» REQUIRED WORK
Copy all lines of the listing that include the string "grid".

(Excerpts from a figure dataset)
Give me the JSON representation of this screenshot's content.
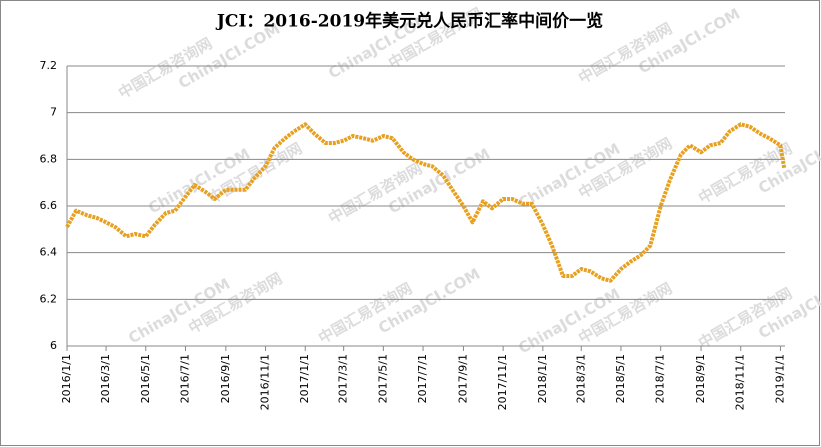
{
  "chart_data": {
    "type": "line",
    "title": "JCI：2016-2019年美元兑人民币汇率中间价一览",
    "watermark": [
      "中国汇易咨询网",
      "ChinaJCI.COM"
    ],
    "x": [
      "2016/1/1",
      "2016/1/15",
      "2016/2/1",
      "2016/2/15",
      "2016/3/1",
      "2016/3/15",
      "2016/4/1",
      "2016/4/15",
      "2016/5/1",
      "2016/5/15",
      "2016/6/1",
      "2016/6/15",
      "2016/7/1",
      "2016/7/15",
      "2016/8/1",
      "2016/8/15",
      "2016/9/1",
      "2016/9/15",
      "2016/10/1",
      "2016/10/15",
      "2016/11/1",
      "2016/11/15",
      "2016/12/1",
      "2016/12/15",
      "2017/1/1",
      "2017/1/15",
      "2017/2/1",
      "2017/2/15",
      "2017/3/1",
      "2017/3/15",
      "2017/4/1",
      "2017/4/15",
      "2017/5/1",
      "2017/5/15",
      "2017/6/1",
      "2017/6/15",
      "2017/7/1",
      "2017/7/15",
      "2017/8/1",
      "2017/8/15",
      "2017/9/1",
      "2017/9/15",
      "2017/10/1",
      "2017/10/15",
      "2017/11/1",
      "2017/11/15",
      "2017/12/1",
      "2017/12/15",
      "2018/1/1",
      "2018/1/15",
      "2018/2/1",
      "2018/2/15",
      "2018/3/1",
      "2018/3/15",
      "2018/4/1",
      "2018/4/15",
      "2018/5/1",
      "2018/5/15",
      "2018/6/1",
      "2018/6/15",
      "2018/7/1",
      "2018/7/15",
      "2018/8/1",
      "2018/8/15",
      "2018/9/1",
      "2018/9/15",
      "2018/10/1",
      "2018/10/15",
      "2018/11/1",
      "2018/11/15",
      "2018/12/1",
      "2018/12/15",
      "2019/1/1",
      "2019/1/7"
    ],
    "series": [
      {
        "name": "美元兑人民币汇率中间价",
        "color": "#e8a020",
        "values": [
          6.51,
          6.58,
          6.56,
          6.55,
          6.53,
          6.51,
          6.47,
          6.48,
          6.47,
          6.52,
          6.57,
          6.58,
          6.64,
          6.69,
          6.66,
          6.63,
          6.67,
          6.67,
          6.67,
          6.72,
          6.77,
          6.85,
          6.89,
          6.92,
          6.95,
          6.91,
          6.87,
          6.87,
          6.88,
          6.9,
          6.89,
          6.88,
          6.9,
          6.89,
          6.83,
          6.8,
          6.78,
          6.77,
          6.73,
          6.67,
          6.6,
          6.53,
          6.62,
          6.59,
          6.63,
          6.63,
          6.61,
          6.61,
          6.52,
          6.43,
          6.3,
          6.3,
          6.33,
          6.32,
          6.29,
          6.28,
          6.33,
          6.36,
          6.39,
          6.43,
          6.6,
          6.71,
          6.82,
          6.86,
          6.83,
          6.86,
          6.87,
          6.92,
          6.95,
          6.94,
          6.91,
          6.89,
          6.86,
          6.76
        ]
      }
    ],
    "xlim": [
      "2016/1/1",
      "2019/1/8"
    ],
    "xticks": [
      "2016/1/1",
      "2016/3/1",
      "2016/5/1",
      "2016/7/1",
      "2016/9/1",
      "2016/11/1",
      "2017/1/1",
      "2017/3/1",
      "2017/5/1",
      "2017/7/1",
      "2017/9/1",
      "2017/11/1",
      "2018/1/1",
      "2018/3/1",
      "2018/5/1",
      "2018/7/1",
      "2018/9/1",
      "2018/11/1",
      "2019/1/1"
    ],
    "ylim": [
      6,
      7.2
    ],
    "yticks": [
      6,
      6.2,
      6.4,
      6.6,
      6.8,
      7,
      7.2
    ],
    "grid": true
  }
}
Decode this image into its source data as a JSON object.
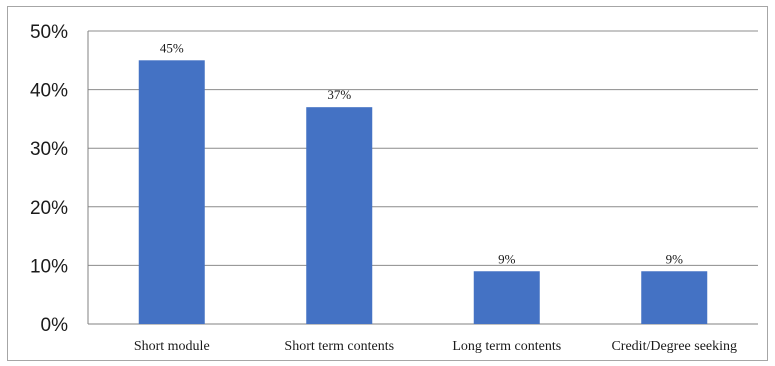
{
  "chart_data": {
    "type": "bar",
    "categories": [
      "Short module",
      "Short term contents",
      "Long term contents",
      "Credit/Degree seeking"
    ],
    "values": [
      45,
      37,
      9,
      9
    ],
    "data_labels": [
      "45%",
      "37%",
      "9%",
      "9%"
    ],
    "ylim": [
      0,
      50
    ],
    "yticks": [
      0,
      10,
      20,
      30,
      40,
      50
    ],
    "ytick_labels": [
      "0%",
      "10%",
      "20%",
      "30%",
      "40%",
      "50%"
    ],
    "grid": true,
    "bar_color": "#4472c4"
  }
}
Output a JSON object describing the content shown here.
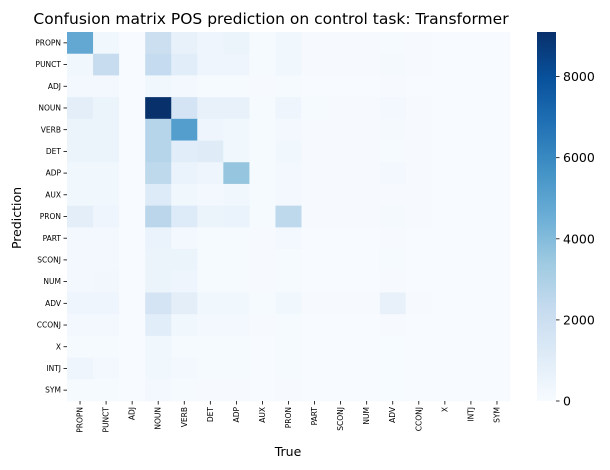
{
  "chart_data": {
    "type": "heatmap",
    "title": "Confusion matrix POS prediction on control task: Transformer",
    "xlabel": "True",
    "ylabel": "Prediction",
    "x_categories": [
      "PROPN",
      "PUNCT",
      "ADJ",
      "NOUN",
      "VERB",
      "DET",
      "ADP",
      "AUX",
      "PRON",
      "PART",
      "SCONJ",
      "NUM",
      "ADV",
      "CCONJ",
      "X",
      "INTJ",
      "SYM"
    ],
    "y_categories": [
      "PROPN",
      "PUNCT",
      "ADJ",
      "NOUN",
      "VERB",
      "DET",
      "ADP",
      "AUX",
      "PRON",
      "PART",
      "SCONJ",
      "NUM",
      "ADV",
      "CCONJ",
      "X",
      "INTJ",
      "SYM"
    ],
    "values": [
      [
        4800,
        300,
        0,
        2000,
        700,
        400,
        500,
        100,
        300,
        50,
        50,
        50,
        100,
        50,
        20,
        20,
        20
      ],
      [
        300,
        2200,
        0,
        2300,
        1000,
        400,
        400,
        100,
        300,
        50,
        50,
        50,
        150,
        50,
        20,
        20,
        20
      ],
      [
        200,
        200,
        0,
        300,
        200,
        100,
        100,
        50,
        100,
        20,
        20,
        20,
        50,
        20,
        10,
        10,
        10
      ],
      [
        900,
        500,
        0,
        9100,
        1600,
        700,
        700,
        100,
        400,
        100,
        50,
        50,
        200,
        50,
        20,
        20,
        20
      ],
      [
        500,
        500,
        0,
        2700,
        5200,
        400,
        300,
        100,
        200,
        50,
        50,
        50,
        150,
        50,
        20,
        20,
        20
      ],
      [
        500,
        500,
        0,
        2700,
        1000,
        1100,
        300,
        100,
        300,
        50,
        50,
        50,
        100,
        50,
        20,
        20,
        20
      ],
      [
        300,
        300,
        0,
        2500,
        600,
        400,
        3600,
        100,
        200,
        50,
        50,
        50,
        200,
        50,
        20,
        20,
        20
      ],
      [
        300,
        300,
        0,
        1200,
        300,
        200,
        300,
        100,
        200,
        50,
        50,
        50,
        50,
        50,
        20,
        20,
        20
      ],
      [
        900,
        400,
        0,
        2600,
        1200,
        500,
        600,
        100,
        2500,
        50,
        50,
        50,
        150,
        50,
        20,
        20,
        20
      ],
      [
        200,
        200,
        0,
        600,
        200,
        100,
        100,
        50,
        200,
        20,
        20,
        20,
        50,
        20,
        10,
        10,
        10
      ],
      [
        200,
        200,
        0,
        500,
        500,
        100,
        100,
        50,
        100,
        20,
        20,
        20,
        100,
        20,
        10,
        10,
        10
      ],
      [
        200,
        250,
        0,
        500,
        400,
        100,
        100,
        50,
        100,
        20,
        20,
        20,
        50,
        20,
        10,
        10,
        10
      ],
      [
        400,
        400,
        0,
        1600,
        900,
        300,
        300,
        100,
        300,
        50,
        50,
        50,
        700,
        50,
        20,
        20,
        20
      ],
      [
        200,
        200,
        0,
        1000,
        300,
        200,
        200,
        50,
        100,
        20,
        20,
        20,
        50,
        20,
        10,
        10,
        10
      ],
      [
        100,
        100,
        0,
        300,
        100,
        100,
        100,
        20,
        100,
        10,
        10,
        10,
        30,
        10,
        10,
        10,
        10
      ],
      [
        400,
        200,
        0,
        300,
        200,
        100,
        100,
        20,
        100,
        10,
        10,
        10,
        30,
        10,
        10,
        10,
        10
      ],
      [
        100,
        100,
        0,
        200,
        100,
        50,
        50,
        20,
        50,
        10,
        10,
        10,
        30,
        10,
        10,
        10,
        10
      ]
    ],
    "colorbar_range": [
      0,
      9100
    ],
    "colorbar_ticks": [
      0,
      2000,
      4000,
      6000,
      8000
    ],
    "colormap": [
      "#f7fbff",
      "#deebf7",
      "#c6dbef",
      "#9ecae1",
      "#6baed6",
      "#4292c6",
      "#2171b5",
      "#08519c",
      "#08306b"
    ],
    "grid": false
  }
}
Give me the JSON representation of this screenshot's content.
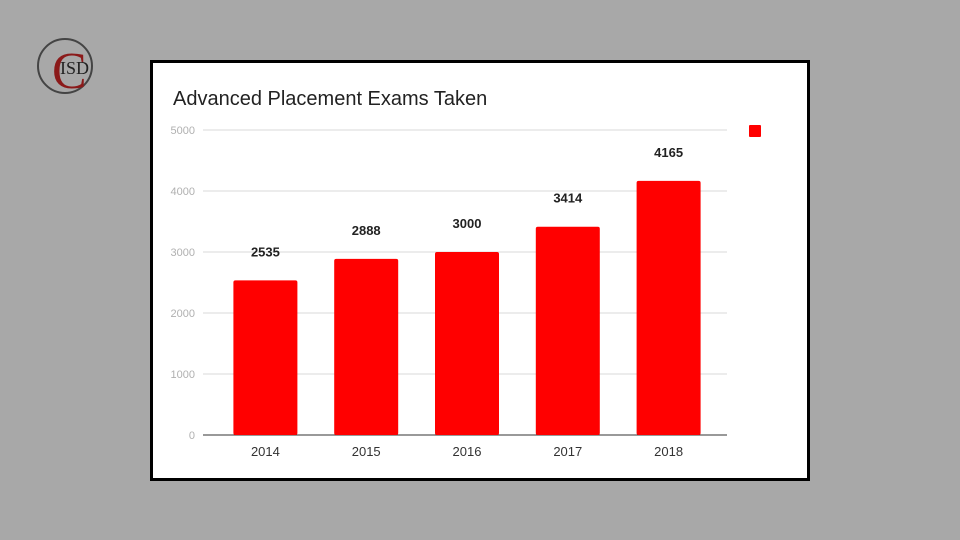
{
  "logo": {
    "icon": "cisd-logo",
    "text_big": "C",
    "text_small": "ISD",
    "ring_color": "#444444",
    "letter_color": "#8b1a1a"
  },
  "chart_data": {
    "type": "bar",
    "title": "Advanced Placement Exams Taken",
    "categories": [
      "2014",
      "2015",
      "2016",
      "2017",
      "2018"
    ],
    "values": [
      2535,
      2888,
      3000,
      3414,
      4165
    ],
    "value_labels": [
      "2535",
      "2888",
      "3000",
      "3414",
      "4165"
    ],
    "xlabel": "",
    "ylabel": "",
    "ylim": [
      0,
      5000
    ],
    "yticks": [
      0,
      1000,
      2000,
      3000,
      4000,
      5000
    ],
    "ytick_labels": [
      "0",
      "1000",
      "2000",
      "3000",
      "4000",
      "5000"
    ],
    "grid": true,
    "legend": {
      "position": "top-right",
      "entries": [
        {
          "label": "",
          "color": "#ff0000"
        }
      ]
    },
    "bar_color": "#ff0000"
  }
}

» CORRECT OUTPUT
    "grid": true
    "grid": true,
    "grid": false
    "grid": true,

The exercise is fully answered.